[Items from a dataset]
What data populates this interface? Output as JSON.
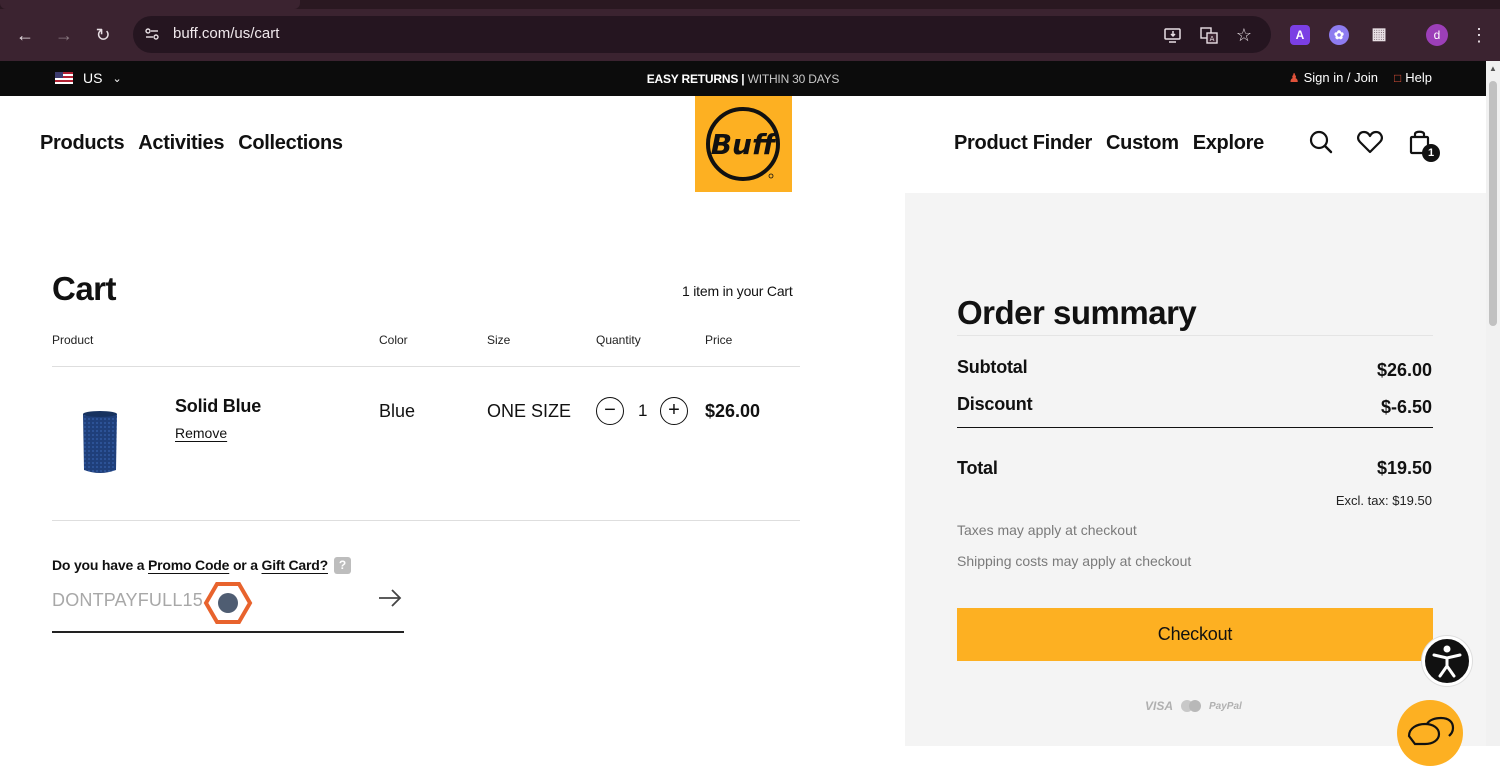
{
  "browser": {
    "url": "buff.com/us/cart",
    "profile_initial": "d",
    "extension_a_label": "A"
  },
  "topbar": {
    "country": "US",
    "announce_bold": "EASY RETURNS",
    "announce_sep": " | ",
    "announce_rest": "WITHIN 30 DAYS",
    "sign_in": "Sign in / Join",
    "help": "Help"
  },
  "nav": {
    "left": [
      "Products",
      "Activities",
      "Collections"
    ],
    "right": [
      "Product Finder",
      "Custom",
      "Explore"
    ],
    "cart_count": "1",
    "logo_text": "Buff"
  },
  "cart": {
    "title": "Cart",
    "item_count_text": "1 item in your Cart",
    "columns": {
      "product": "Product",
      "color": "Color",
      "size": "Size",
      "quantity": "Quantity",
      "price": "Price"
    },
    "items": [
      {
        "name": "Solid Blue",
        "remove": "Remove",
        "color": "Blue",
        "size": "ONE SIZE",
        "quantity": "1",
        "price": "$26.00"
      }
    ],
    "promo": {
      "question_prefix": "Do you have a ",
      "promo_link": "Promo Code",
      "question_mid": " or a ",
      "gift_link": "Gift Card?",
      "help_glyph": "?",
      "input_value": "DONTPAYFULL15"
    }
  },
  "summary": {
    "title": "Order summary",
    "subtotal_label": "Subtotal",
    "subtotal_value": "$26.00",
    "discount_label": "Discount",
    "discount_value": "$-6.50",
    "total_label": "Total",
    "total_value": "$19.50",
    "excl_tax": "Excl. tax: $19.50",
    "note_taxes": "Taxes may apply at checkout",
    "note_shipping": "Shipping costs may apply at checkout",
    "checkout_label": "Checkout",
    "payment_visa": "VISA",
    "payment_paypal": "PayPal"
  },
  "colors": {
    "brand_yellow": "#fdb022",
    "chrome_bg": "#3b2330",
    "topbar_bg": "#0c0c0c",
    "accent_red": "#e0523a"
  },
  "icons": [
    "back-icon",
    "forward-icon",
    "reload-icon",
    "site-info-icon",
    "install-icon",
    "translate-icon",
    "star-icon",
    "extensions-icon",
    "search-icon",
    "heart-icon",
    "bag-icon",
    "accessibility-icon",
    "chat-icon",
    "arrow-right-icon",
    "user-icon",
    "help-chat-icon"
  ]
}
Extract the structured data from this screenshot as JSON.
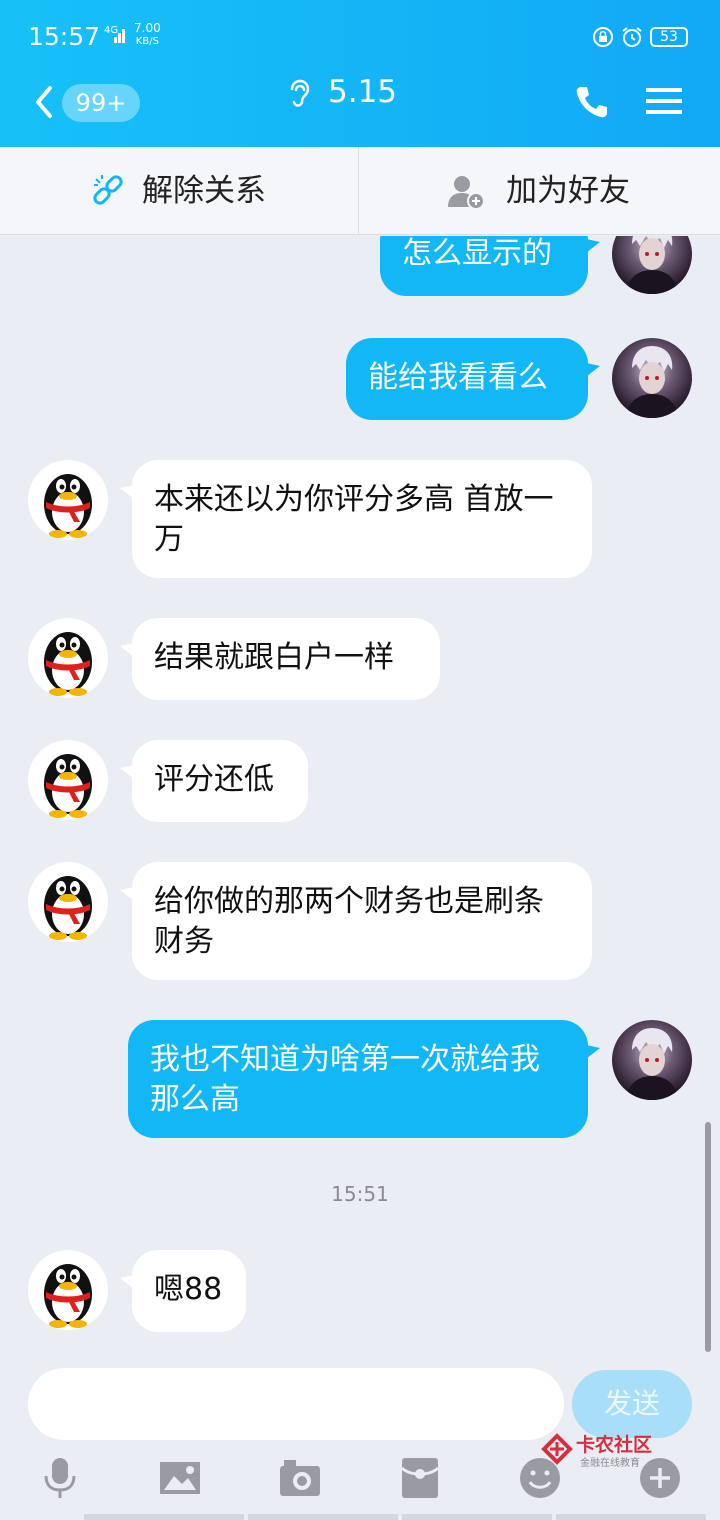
{
  "status_bar": {
    "time": "15:57",
    "network": "4G",
    "speed_value": "7.00",
    "speed_unit": "KB/S",
    "battery": "53"
  },
  "header": {
    "badge": "99+",
    "title": "5.15"
  },
  "actions": {
    "unbind_label": "解除关系",
    "add_friend_label": "加为好友"
  },
  "messages": [
    {
      "from": "me",
      "text": "怎么显示的"
    },
    {
      "from": "me",
      "text": "能给我看看么"
    },
    {
      "from": "other",
      "text": "本来还以为你评分多高 首放一万"
    },
    {
      "from": "other",
      "text": "结果就跟白户一样"
    },
    {
      "from": "other",
      "text": "评分还低"
    },
    {
      "from": "other",
      "text": "给你做的那两个财务也是刷条财务"
    },
    {
      "from": "me",
      "text": "我也不知道为啥第一次就给我那么高"
    },
    {
      "from": "timestamp",
      "text": "15:51"
    },
    {
      "from": "other",
      "text": "嗯88"
    }
  ],
  "input": {
    "placeholder": "",
    "send_label": "发送"
  },
  "toolbar": [
    "microphone-icon",
    "image-icon",
    "camera-icon",
    "red-packet-icon",
    "emoji-icon",
    "plus-icon"
  ],
  "watermark": {
    "title": "卡农社区",
    "subtitle": "金融在线教育"
  },
  "colors": {
    "header": "#12b7f5",
    "outgoing_bubble": "#12b7f5",
    "incoming_bubble": "#ffffff",
    "background": "#ebedf5"
  }
}
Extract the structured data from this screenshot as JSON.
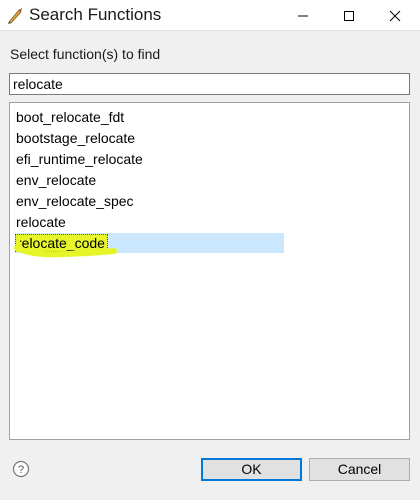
{
  "window": {
    "title": "Search Functions",
    "icon": "quill-icon"
  },
  "controls": {
    "minimize_icon": "minimize-icon",
    "maximize_icon": "maximize-icon",
    "close_icon": "close-icon"
  },
  "prompt": "Select function(s) to find",
  "search": {
    "value": "relocate",
    "placeholder": ""
  },
  "results": {
    "items": [
      {
        "label": "boot_relocate_fdt",
        "selected": false
      },
      {
        "label": "bootstage_relocate",
        "selected": false
      },
      {
        "label": "efi_runtime_relocate",
        "selected": false
      },
      {
        "label": "env_relocate",
        "selected": false
      },
      {
        "label": "env_relocate_spec",
        "selected": false
      },
      {
        "label": "relocate",
        "selected": false
      },
      {
        "label": "relocate_code",
        "selected": true
      }
    ],
    "selection_color": "#cce8ff",
    "highlight_color": "#e6f52a"
  },
  "footer": {
    "help_icon": "help-icon",
    "ok_label": "OK",
    "cancel_label": "Cancel"
  },
  "colors": {
    "accent": "#0078d7"
  }
}
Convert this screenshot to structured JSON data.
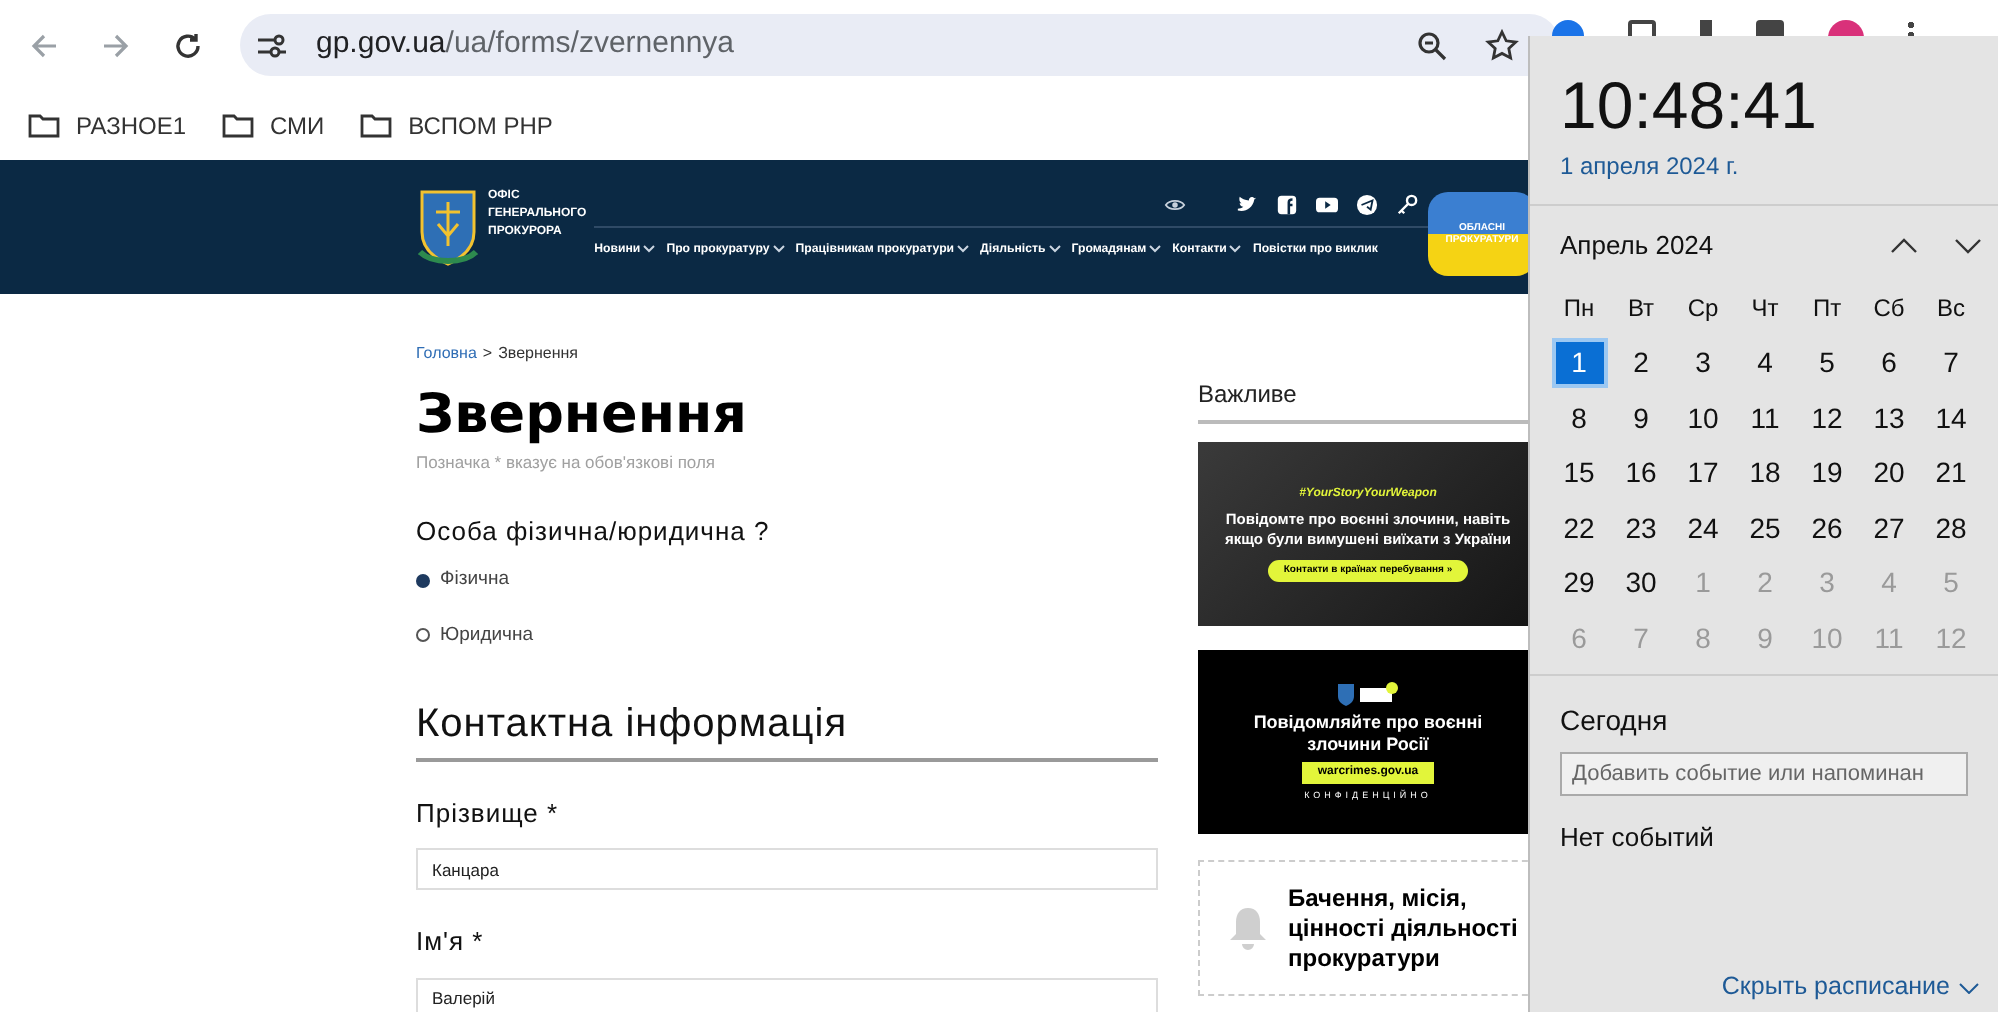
{
  "browser": {
    "address": {
      "domain": "gp.gov.ua",
      "path": "/ua/forms/zvernennya"
    },
    "bookmarks": [
      {
        "label": "РАЗНОЕ1"
      },
      {
        "label": "СМИ"
      },
      {
        "label": "ВСПОМ PHP"
      }
    ]
  },
  "site_header": {
    "logo_lines": [
      "ОФІС",
      "ГЕНЕРАЛЬНОГО",
      "ПРОКУРОРА"
    ],
    "nav": [
      {
        "label": "Новини",
        "dropdown": true
      },
      {
        "label": "Про прокуратуру",
        "dropdown": true
      },
      {
        "label": "Працівникам прокуратури",
        "dropdown": true
      },
      {
        "label": "Діяльність",
        "dropdown": true
      },
      {
        "label": "Громадянам",
        "dropdown": true
      },
      {
        "label": "Контакти",
        "dropdown": true
      },
      {
        "label": "Повістки про виклик",
        "dropdown": false
      }
    ],
    "regional_badge": "ОБЛАСНІ ПРОКУРАТУРИ"
  },
  "breadcrumb": [
    {
      "label": "Головна",
      "link": true
    },
    {
      "label": "Звернення",
      "link": false
    }
  ],
  "breadcrumb_separator": ">",
  "page_title": "Звернення",
  "required_hint": "Позначка * вказує на обов'язкові поля",
  "person_question": "Особа фізична/юридична ?",
  "person_options": [
    {
      "label": "Фізична",
      "selected": true
    },
    {
      "label": "Юридична",
      "selected": false
    }
  ],
  "section_title": "Контактна інформація",
  "fields": [
    {
      "label": "Прізвище *",
      "value": "Канцара"
    },
    {
      "label": "Ім'я *",
      "value": "Валерій"
    }
  ],
  "sidebar": {
    "title": "Важливе",
    "banners": [
      {
        "kind": "photo",
        "tag": "#YourStoryYourWeapon",
        "text": "Повідомте про воєнні злочини, навіть якщо були вимушені виїхати з України",
        "button": "Контакти в країнах перебування »"
      },
      {
        "kind": "dark",
        "text": "Повідомляйте про воєнні злочини Росії",
        "button": "warcrimes.gov.ua",
        "footer": "КОНФІДЕНЦІЙНО"
      }
    ],
    "card": "Бачення, місія, цінності діяльності прокуратури"
  },
  "calendar_flyout": {
    "time": "10:48:41",
    "date": "1 апреля 2024 г.",
    "month": "Апрель 2024",
    "weekdays": [
      "Пн",
      "Вт",
      "Ср",
      "Чт",
      "Пт",
      "Сб",
      "Вс"
    ],
    "days": [
      {
        "label": "1",
        "kind": "current",
        "selected": true
      },
      {
        "label": "2",
        "kind": "current",
        "selected": false
      },
      {
        "label": "3",
        "kind": "current",
        "selected": false
      },
      {
        "label": "4",
        "kind": "current",
        "selected": false
      },
      {
        "label": "5",
        "kind": "current",
        "selected": false
      },
      {
        "label": "6",
        "kind": "current",
        "selected": false
      },
      {
        "label": "7",
        "kind": "current",
        "selected": false
      },
      {
        "label": "8",
        "kind": "current",
        "selected": false
      },
      {
        "label": "9",
        "kind": "current",
        "selected": false
      },
      {
        "label": "10",
        "kind": "current",
        "selected": false
      },
      {
        "label": "11",
        "kind": "current",
        "selected": false
      },
      {
        "label": "12",
        "kind": "current",
        "selected": false
      },
      {
        "label": "13",
        "kind": "current",
        "selected": false
      },
      {
        "label": "14",
        "kind": "current",
        "selected": false
      },
      {
        "label": "15",
        "kind": "current",
        "selected": false
      },
      {
        "label": "16",
        "kind": "current",
        "selected": false
      },
      {
        "label": "17",
        "kind": "current",
        "selected": false
      },
      {
        "label": "18",
        "kind": "current",
        "selected": false
      },
      {
        "label": "19",
        "kind": "current",
        "selected": false
      },
      {
        "label": "20",
        "kind": "current",
        "selected": false
      },
      {
        "label": "21",
        "kind": "current",
        "selected": false
      },
      {
        "label": "22",
        "kind": "current",
        "selected": false
      },
      {
        "label": "23",
        "kind": "current",
        "selected": false
      },
      {
        "label": "24",
        "kind": "current",
        "selected": false
      },
      {
        "label": "25",
        "kind": "current",
        "selected": false
      },
      {
        "label": "26",
        "kind": "current",
        "selected": false
      },
      {
        "label": "27",
        "kind": "current",
        "selected": false
      },
      {
        "label": "28",
        "kind": "current",
        "selected": false
      },
      {
        "label": "29",
        "kind": "current",
        "selected": false
      },
      {
        "label": "30",
        "kind": "current",
        "selected": false
      },
      {
        "label": "1",
        "kind": "other",
        "selected": false
      },
      {
        "label": "2",
        "kind": "other",
        "selected": false
      },
      {
        "label": "3",
        "kind": "other",
        "selected": false
      },
      {
        "label": "4",
        "kind": "other",
        "selected": false
      },
      {
        "label": "5",
        "kind": "other",
        "selected": false
      },
      {
        "label": "6",
        "kind": "other",
        "selected": false
      },
      {
        "label": "7",
        "kind": "other",
        "selected": false
      },
      {
        "label": "8",
        "kind": "other",
        "selected": false
      },
      {
        "label": "9",
        "kind": "other",
        "selected": false
      },
      {
        "label": "10",
        "kind": "other",
        "selected": false
      },
      {
        "label": "11",
        "kind": "other",
        "selected": false
      },
      {
        "label": "12",
        "kind": "other",
        "selected": false
      }
    ],
    "today_title": "Сегодня",
    "event_placeholder": "Добавить событие или напоминан",
    "no_events": "Нет событий",
    "hide_link": "Скрыть расписание"
  }
}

[DIRECTION] Sift through the entries and copy every line with "JSON".

[PROBLEM SOLUTION]
What data populates this interface? Output as JSON.
Extract the structured data from this screenshot as JSON.
Extract the structured data from this screenshot as JSON.
Convert this screenshot to structured JSON data.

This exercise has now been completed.